**Records shown**
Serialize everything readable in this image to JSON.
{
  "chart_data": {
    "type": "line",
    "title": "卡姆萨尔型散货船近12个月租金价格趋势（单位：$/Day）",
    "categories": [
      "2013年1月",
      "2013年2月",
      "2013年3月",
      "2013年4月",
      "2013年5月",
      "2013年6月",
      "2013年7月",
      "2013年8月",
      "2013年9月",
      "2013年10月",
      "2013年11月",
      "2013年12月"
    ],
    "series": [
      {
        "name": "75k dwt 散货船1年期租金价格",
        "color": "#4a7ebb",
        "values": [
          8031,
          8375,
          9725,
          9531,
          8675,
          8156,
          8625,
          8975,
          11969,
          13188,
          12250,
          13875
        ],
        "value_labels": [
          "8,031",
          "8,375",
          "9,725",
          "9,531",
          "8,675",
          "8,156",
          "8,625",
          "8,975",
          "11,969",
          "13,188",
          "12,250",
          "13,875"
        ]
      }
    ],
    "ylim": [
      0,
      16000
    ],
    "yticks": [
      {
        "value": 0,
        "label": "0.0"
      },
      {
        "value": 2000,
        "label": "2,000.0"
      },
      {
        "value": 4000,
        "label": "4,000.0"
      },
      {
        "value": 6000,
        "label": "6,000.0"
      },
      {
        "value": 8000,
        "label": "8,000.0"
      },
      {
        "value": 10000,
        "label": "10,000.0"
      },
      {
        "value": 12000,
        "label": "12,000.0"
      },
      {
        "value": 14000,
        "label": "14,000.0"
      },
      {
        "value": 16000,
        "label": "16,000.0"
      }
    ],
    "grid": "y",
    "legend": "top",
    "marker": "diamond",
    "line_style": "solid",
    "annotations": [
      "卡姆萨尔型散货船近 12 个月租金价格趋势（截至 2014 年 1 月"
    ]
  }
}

...

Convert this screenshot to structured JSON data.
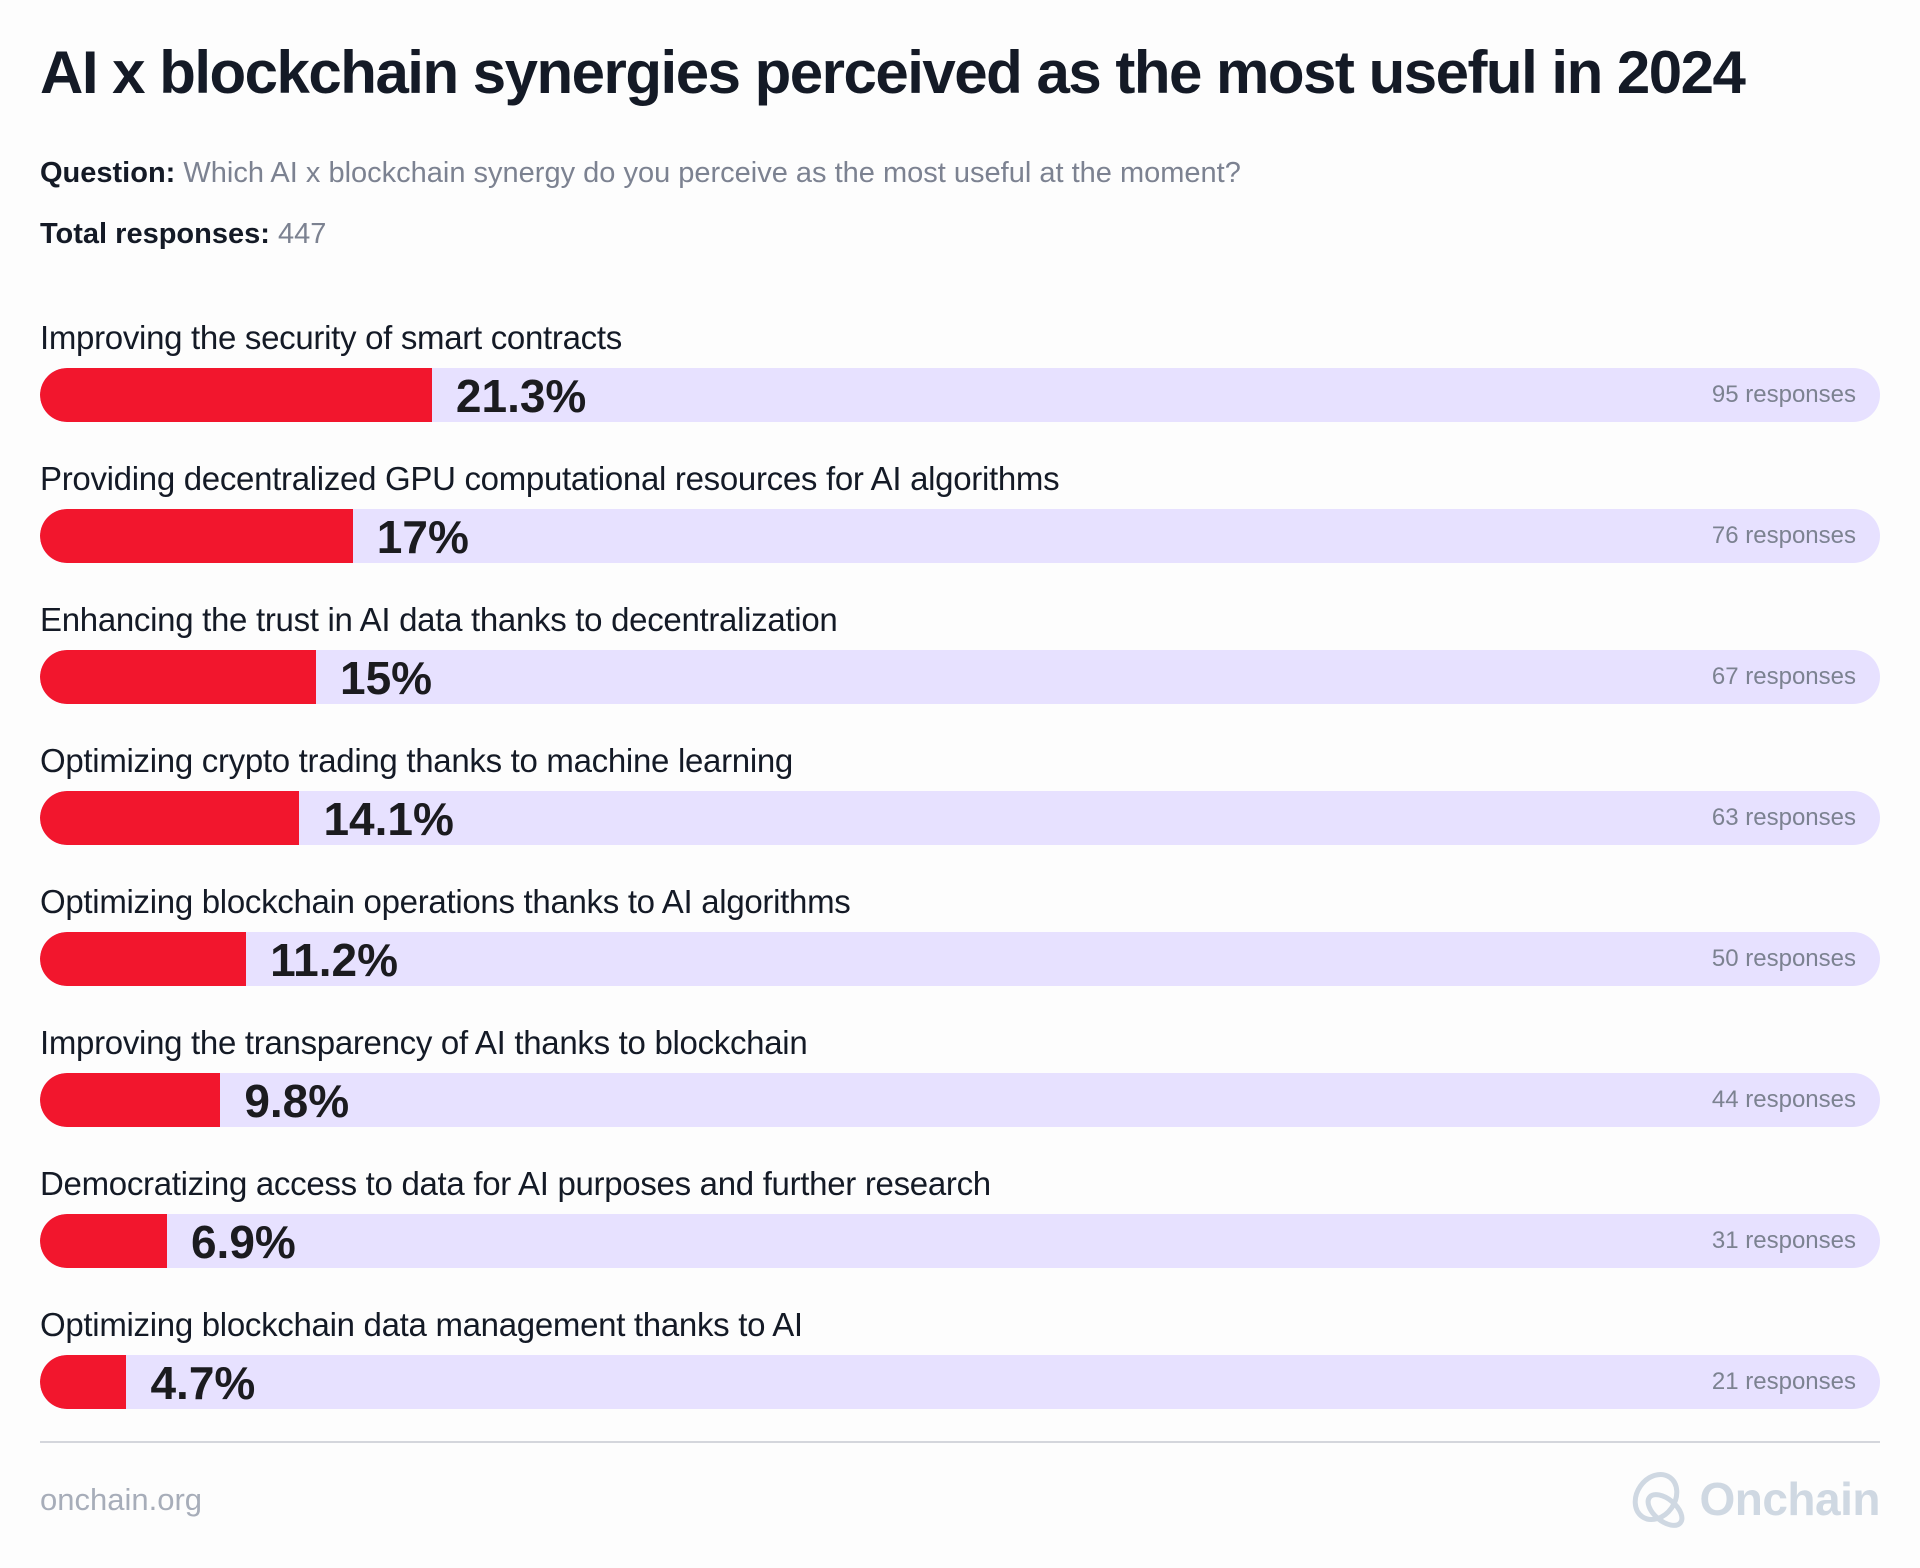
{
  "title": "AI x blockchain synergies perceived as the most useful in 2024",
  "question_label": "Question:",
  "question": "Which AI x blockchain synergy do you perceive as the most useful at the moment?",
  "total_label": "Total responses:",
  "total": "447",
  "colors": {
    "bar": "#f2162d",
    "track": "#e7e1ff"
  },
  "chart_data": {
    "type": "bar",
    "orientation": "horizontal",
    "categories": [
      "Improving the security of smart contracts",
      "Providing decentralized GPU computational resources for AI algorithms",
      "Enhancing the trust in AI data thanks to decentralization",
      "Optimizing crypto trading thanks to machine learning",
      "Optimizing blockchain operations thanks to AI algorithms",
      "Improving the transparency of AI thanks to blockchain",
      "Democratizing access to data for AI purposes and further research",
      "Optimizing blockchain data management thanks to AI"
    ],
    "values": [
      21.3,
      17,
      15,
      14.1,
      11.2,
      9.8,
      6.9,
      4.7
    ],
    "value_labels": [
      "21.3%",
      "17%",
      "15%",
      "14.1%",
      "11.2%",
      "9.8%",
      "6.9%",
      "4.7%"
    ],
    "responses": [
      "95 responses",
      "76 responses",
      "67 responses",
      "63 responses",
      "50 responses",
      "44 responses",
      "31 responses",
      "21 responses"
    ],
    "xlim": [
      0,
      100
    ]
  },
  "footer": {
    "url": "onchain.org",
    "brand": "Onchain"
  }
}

---

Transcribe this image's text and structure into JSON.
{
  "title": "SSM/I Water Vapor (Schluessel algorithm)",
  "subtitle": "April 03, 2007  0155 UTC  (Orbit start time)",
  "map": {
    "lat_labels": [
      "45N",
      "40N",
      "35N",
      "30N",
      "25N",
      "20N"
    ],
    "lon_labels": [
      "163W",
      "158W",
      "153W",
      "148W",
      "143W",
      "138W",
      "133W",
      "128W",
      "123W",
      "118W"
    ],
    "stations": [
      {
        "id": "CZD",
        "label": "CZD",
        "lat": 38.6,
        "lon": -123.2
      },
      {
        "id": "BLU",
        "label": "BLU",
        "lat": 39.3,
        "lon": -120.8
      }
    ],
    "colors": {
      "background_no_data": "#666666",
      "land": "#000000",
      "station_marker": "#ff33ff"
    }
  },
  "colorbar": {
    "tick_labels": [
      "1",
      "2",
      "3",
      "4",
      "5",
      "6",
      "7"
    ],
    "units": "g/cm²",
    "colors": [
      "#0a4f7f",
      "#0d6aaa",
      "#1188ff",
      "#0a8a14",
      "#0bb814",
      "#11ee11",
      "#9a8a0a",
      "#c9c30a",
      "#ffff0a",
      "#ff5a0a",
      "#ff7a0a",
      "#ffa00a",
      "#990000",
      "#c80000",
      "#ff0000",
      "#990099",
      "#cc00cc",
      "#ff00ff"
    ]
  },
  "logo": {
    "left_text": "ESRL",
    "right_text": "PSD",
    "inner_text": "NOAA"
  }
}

**Your goal**
Examine the records and report how many lines contain the string "JSON". Only the number should be given.

**Expected output**
3